DO THIS: Leave out the pictures and reproduce all of the data exactly.

- - - - - - -

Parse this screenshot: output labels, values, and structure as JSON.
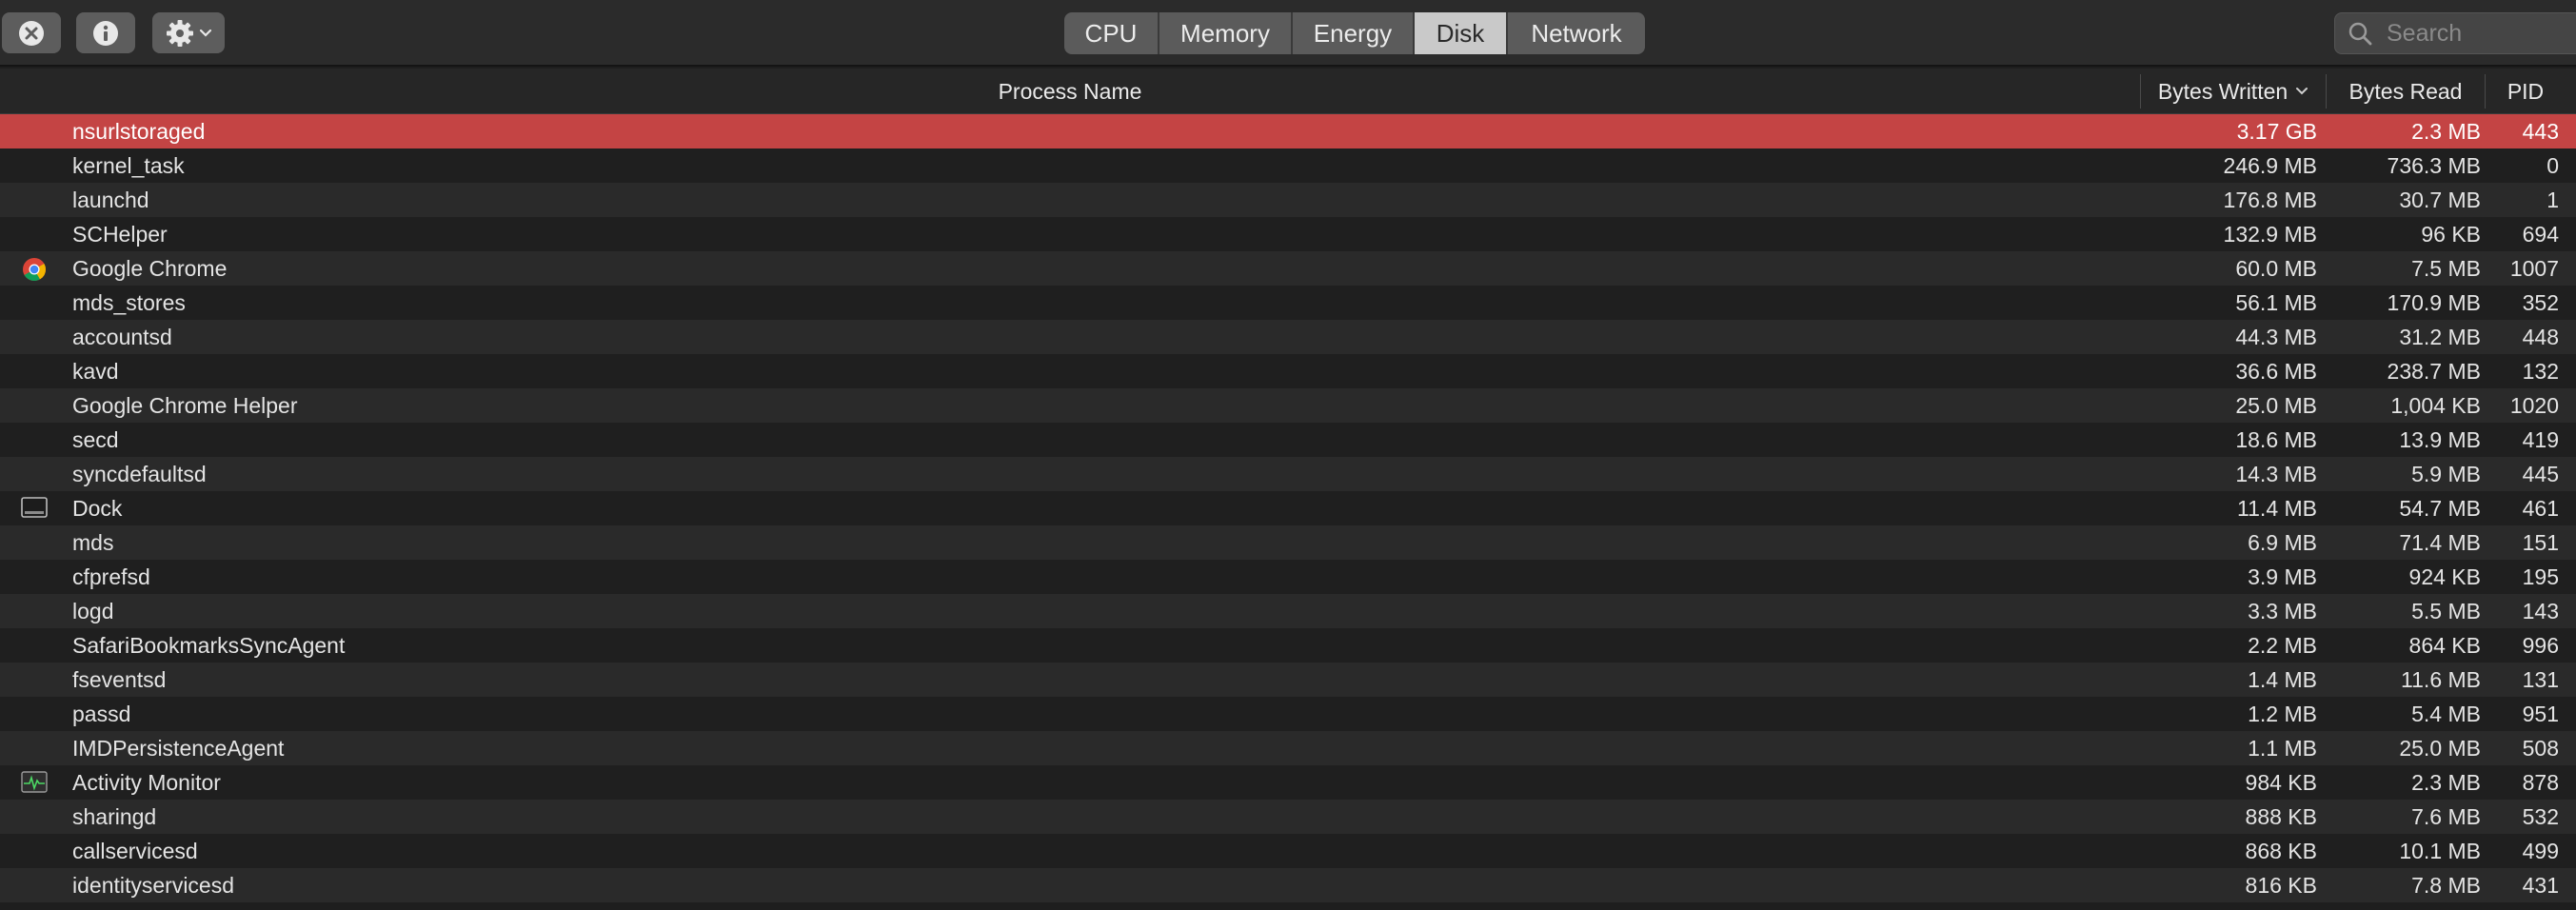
{
  "toolbar": {
    "tabs": [
      {
        "label": "CPU",
        "active": false
      },
      {
        "label": "Memory",
        "active": false
      },
      {
        "label": "Energy",
        "active": false
      },
      {
        "label": "Disk",
        "active": true
      },
      {
        "label": "Network",
        "active": false
      }
    ],
    "search_placeholder": "Search",
    "icons": [
      "close-process-icon",
      "info-icon",
      "gear-icon",
      "chevron-down-icon",
      "search-icon"
    ]
  },
  "table": {
    "columns": {
      "process_name": "Process Name",
      "bytes_written": "Bytes Written",
      "bytes_read": "Bytes Read",
      "pid": "PID"
    },
    "sort_column": "bytes_written",
    "rows": [
      {
        "name": "nsurlstoraged",
        "bytes_written": "3.17 GB",
        "bytes_read": "2.3 MB",
        "pid": "443",
        "icon": "",
        "selected": true
      },
      {
        "name": "kernel_task",
        "bytes_written": "246.9 MB",
        "bytes_read": "736.3 MB",
        "pid": "0",
        "icon": ""
      },
      {
        "name": "launchd",
        "bytes_written": "176.8 MB",
        "bytes_read": "30.7 MB",
        "pid": "1",
        "icon": ""
      },
      {
        "name": "SCHelper",
        "bytes_written": "132.9 MB",
        "bytes_read": "96 KB",
        "pid": "694",
        "icon": ""
      },
      {
        "name": "Google Chrome",
        "bytes_written": "60.0 MB",
        "bytes_read": "7.5 MB",
        "pid": "1007",
        "icon": "chrome-icon"
      },
      {
        "name": "mds_stores",
        "bytes_written": "56.1 MB",
        "bytes_read": "170.9 MB",
        "pid": "352",
        "icon": ""
      },
      {
        "name": "accountsd",
        "bytes_written": "44.3 MB",
        "bytes_read": "31.2 MB",
        "pid": "448",
        "icon": ""
      },
      {
        "name": "kavd",
        "bytes_written": "36.6 MB",
        "bytes_read": "238.7 MB",
        "pid": "132",
        "icon": ""
      },
      {
        "name": "Google Chrome Helper",
        "bytes_written": "25.0 MB",
        "bytes_read": "1,004 KB",
        "pid": "1020",
        "icon": ""
      },
      {
        "name": "secd",
        "bytes_written": "18.6 MB",
        "bytes_read": "13.9 MB",
        "pid": "419",
        "icon": ""
      },
      {
        "name": "syncdefaultsd",
        "bytes_written": "14.3 MB",
        "bytes_read": "5.9 MB",
        "pid": "445",
        "icon": ""
      },
      {
        "name": "Dock",
        "bytes_written": "11.4 MB",
        "bytes_read": "54.7 MB",
        "pid": "461",
        "icon": "dock-icon"
      },
      {
        "name": "mds",
        "bytes_written": "6.9 MB",
        "bytes_read": "71.4 MB",
        "pid": "151",
        "icon": ""
      },
      {
        "name": "cfprefsd",
        "bytes_written": "3.9 MB",
        "bytes_read": "924 KB",
        "pid": "195",
        "icon": ""
      },
      {
        "name": "logd",
        "bytes_written": "3.3 MB",
        "bytes_read": "5.5 MB",
        "pid": "143",
        "icon": ""
      },
      {
        "name": "SafariBookmarksSyncAgent",
        "bytes_written": "2.2 MB",
        "bytes_read": "864 KB",
        "pid": "996",
        "icon": ""
      },
      {
        "name": "fseventsd",
        "bytes_written": "1.4 MB",
        "bytes_read": "11.6 MB",
        "pid": "131",
        "icon": ""
      },
      {
        "name": "passd",
        "bytes_written": "1.2 MB",
        "bytes_read": "5.4 MB",
        "pid": "951",
        "icon": ""
      },
      {
        "name": "IMDPersistenceAgent",
        "bytes_written": "1.1 MB",
        "bytes_read": "25.0 MB",
        "pid": "508",
        "icon": ""
      },
      {
        "name": "Activity Monitor",
        "bytes_written": "984 KB",
        "bytes_read": "2.3 MB",
        "pid": "878",
        "icon": "activity-monitor-icon"
      },
      {
        "name": "sharingd",
        "bytes_written": "888 KB",
        "bytes_read": "7.6 MB",
        "pid": "532",
        "icon": ""
      },
      {
        "name": "callservicesd",
        "bytes_written": "868 KB",
        "bytes_read": "10.1 MB",
        "pid": "499",
        "icon": ""
      },
      {
        "name": "identityservicesd",
        "bytes_written": "816 KB",
        "bytes_read": "7.8 MB",
        "pid": "431",
        "icon": ""
      }
    ]
  },
  "colors": {
    "selected_row": "#c44444",
    "active_tab": "#c9c9c9"
  }
}
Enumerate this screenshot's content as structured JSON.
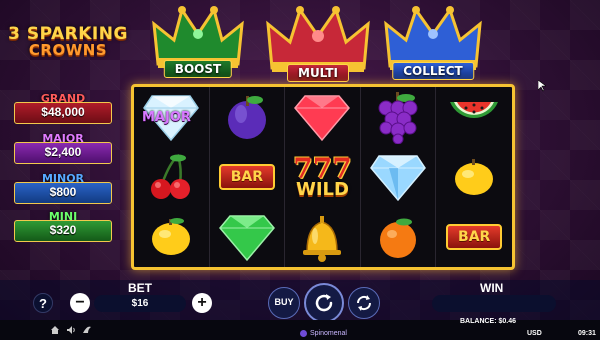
{
  "game": {
    "logo_line1": "3 SPARKING",
    "logo_line2": "CROWNS"
  },
  "crowns": [
    {
      "label": "BOOST",
      "color": "#1f8a2d"
    },
    {
      "label": "MULTI",
      "color": "#c72838"
    },
    {
      "label": "COLLECT",
      "color": "#2e5fd6"
    }
  ],
  "jackpots": {
    "grand": {
      "title": "GRAND",
      "value": "$48,000"
    },
    "major": {
      "title": "MAJOR",
      "value": "$2,400"
    },
    "minor": {
      "title": "MINOR",
      "value": "$800"
    },
    "mini": {
      "title": "MINI",
      "value": "$320"
    }
  },
  "reels": {
    "rows": [
      [
        "diamond-major",
        "plum",
        "red-gem",
        "grapes",
        "watermelon"
      ],
      [
        "cherries",
        "bar",
        "777-wild",
        "blue-diamond",
        "lemon"
      ],
      [
        "lemon",
        "green-gem",
        "bell",
        "orange",
        "bar"
      ]
    ],
    "major_label": "MAJOR",
    "bar_label": "BAR",
    "wild_label": "WILD",
    "sevens_label": "777"
  },
  "controls": {
    "help_label": "?",
    "bet_title": "BET",
    "bet_value": "$16",
    "minus_label": "−",
    "plus_label": "+",
    "buy_label": "BUY",
    "win_title": "WIN",
    "win_value": ""
  },
  "status": {
    "balance": "BALANCE: $0.46",
    "currency": "USD",
    "clock": "09:31",
    "brand": "Spinomenal"
  }
}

- - - - - - -

EXERCISE OUTPUT:
Parse this screenshot: output labels, values, and structure as JSON.
{
  "toolbar": {
    "tabs": [
      {
        "label": "CPU",
        "active": false
      },
      {
        "label": "Memory",
        "active": false
      },
      {
        "label": "Energy",
        "active": false
      },
      {
        "label": "Disk",
        "active": true
      },
      {
        "label": "Network",
        "active": false
      }
    ],
    "search_placeholder": "Search",
    "icons": [
      "close-process-icon",
      "info-icon",
      "gear-icon",
      "chevron-down-icon",
      "search-icon"
    ]
  },
  "table": {
    "columns": {
      "process_name": "Process Name",
      "bytes_written": "Bytes Written",
      "bytes_read": "Bytes Read",
      "pid": "PID"
    },
    "sort_column": "bytes_written",
    "rows": [
      {
        "name": "nsurlstoraged",
        "bytes_written": "3.17 GB",
        "bytes_read": "2.3 MB",
        "pid": "443",
        "icon": "",
        "selected": true
      },
      {
        "name": "kernel_task",
        "bytes_written": "246.9 MB",
        "bytes_read": "736.3 MB",
        "pid": "0",
        "icon": ""
      },
      {
        "name": "launchd",
        "bytes_written": "176.8 MB",
        "bytes_read": "30.7 MB",
        "pid": "1",
        "icon": ""
      },
      {
        "name": "SCHelper",
        "bytes_written": "132.9 MB",
        "bytes_read": "96 KB",
        "pid": "694",
        "icon": ""
      },
      {
        "name": "Google Chrome",
        "bytes_written": "60.0 MB",
        "bytes_read": "7.5 MB",
        "pid": "1007",
        "icon": "chrome-icon"
      },
      {
        "name": "mds_stores",
        "bytes_written": "56.1 MB",
        "bytes_read": "170.9 MB",
        "pid": "352",
        "icon": ""
      },
      {
        "name": "accountsd",
        "bytes_written": "44.3 MB",
        "bytes_read": "31.2 MB",
        "pid": "448",
        "icon": ""
      },
      {
        "name": "kavd",
        "bytes_written": "36.6 MB",
        "bytes_read": "238.7 MB",
        "pid": "132",
        "icon": ""
      },
      {
        "name": "Google Chrome Helper",
        "bytes_written": "25.0 MB",
        "bytes_read": "1,004 KB",
        "pid": "1020",
        "icon": ""
      },
      {
        "name": "secd",
        "bytes_written": "18.6 MB",
        "bytes_read": "13.9 MB",
        "pid": "419",
        "icon": ""
      },
      {
        "name": "syncdefaultsd",
        "bytes_written": "14.3 MB",
        "bytes_read": "5.9 MB",
        "pid": "445",
        "icon": ""
      },
      {
        "name": "Dock",
        "bytes_written": "11.4 MB",
        "bytes_read": "54.7 MB",
        "pid": "461",
        "icon": "dock-icon"
      },
      {
        "name": "mds",
        "bytes_written": "6.9 MB",
        "bytes_read": "71.4 MB",
        "pid": "151",
        "icon": ""
      },
      {
        "name": "cfprefsd",
        "bytes_written": "3.9 MB",
        "bytes_read": "924 KB",
        "pid": "195",
        "icon": ""
      },
      {
        "name": "logd",
        "bytes_written": "3.3 MB",
        "bytes_read": "5.5 MB",
        "pid": "143",
        "icon": ""
      },
      {
        "name": "SafariBookmarksSyncAgent",
        "bytes_written": "2.2 MB",
        "bytes_read": "864 KB",
        "pid": "996",
        "icon": ""
      },
      {
        "name": "fseventsd",
        "bytes_written": "1.4 MB",
        "bytes_read": "11.6 MB",
        "pid": "131",
        "icon": ""
      },
      {
        "name": "passd",
        "bytes_written": "1.2 MB",
        "bytes_read": "5.4 MB",
        "pid": "951",
        "icon": ""
      },
      {
        "name": "IMDPersistenceAgent",
        "bytes_written": "1.1 MB",
        "bytes_read": "25.0 MB",
        "pid": "508",
        "icon": ""
      },
      {
        "name": "Activity Monitor",
        "bytes_written": "984 KB",
        "bytes_read": "2.3 MB",
        "pid": "878",
        "icon": "activity-monitor-icon"
      },
      {
        "name": "sharingd",
        "bytes_written": "888 KB",
        "bytes_read": "7.6 MB",
        "pid": "532",
        "icon": ""
      },
      {
        "name": "callservicesd",
        "bytes_written": "868 KB",
        "bytes_read": "10.1 MB",
        "pid": "499",
        "icon": ""
      },
      {
        "name": "identityservicesd",
        "bytes_written": "816 KB",
        "bytes_read": "7.8 MB",
        "pid": "431",
        "icon": ""
      }
    ]
  },
  "colors": {
    "selected_row": "#c44444",
    "active_tab": "#c9c9c9"
  }
}
Enumerate this screenshot's content as structured JSON.
{
  "game": {
    "logo_line1": "3 SPARKING",
    "logo_line2": "CROWNS"
  },
  "crowns": [
    {
      "label": "BOOST",
      "color": "#1f8a2d"
    },
    {
      "label": "MULTI",
      "color": "#c72838"
    },
    {
      "label": "COLLECT",
      "color": "#2e5fd6"
    }
  ],
  "jackpots": {
    "grand": {
      "title": "GRAND",
      "value": "$48,000"
    },
    "major": {
      "title": "MAJOR",
      "value": "$2,400"
    },
    "minor": {
      "title": "MINOR",
      "value": "$800"
    },
    "mini": {
      "title": "MINI",
      "value": "$320"
    }
  },
  "reels": {
    "rows": [
      [
        "diamond-major",
        "plum",
        "red-gem",
        "grapes",
        "watermelon"
      ],
      [
        "cherries",
        "bar",
        "777-wild",
        "blue-diamond",
        "lemon"
      ],
      [
        "lemon",
        "green-gem",
        "bell",
        "orange",
        "bar"
      ]
    ],
    "major_label": "MAJOR",
    "bar_label": "BAR",
    "wild_label": "WILD",
    "sevens_label": "777"
  },
  "controls": {
    "help_label": "?",
    "bet_title": "BET",
    "bet_value": "$16",
    "minus_label": "−",
    "plus_label": "+",
    "buy_label": "BUY",
    "win_title": "WIN",
    "win_value": ""
  },
  "status": {
    "balance": "BALANCE: $0.46",
    "currency": "USD",
    "clock": "09:31",
    "brand": "Spinomenal"
  }
}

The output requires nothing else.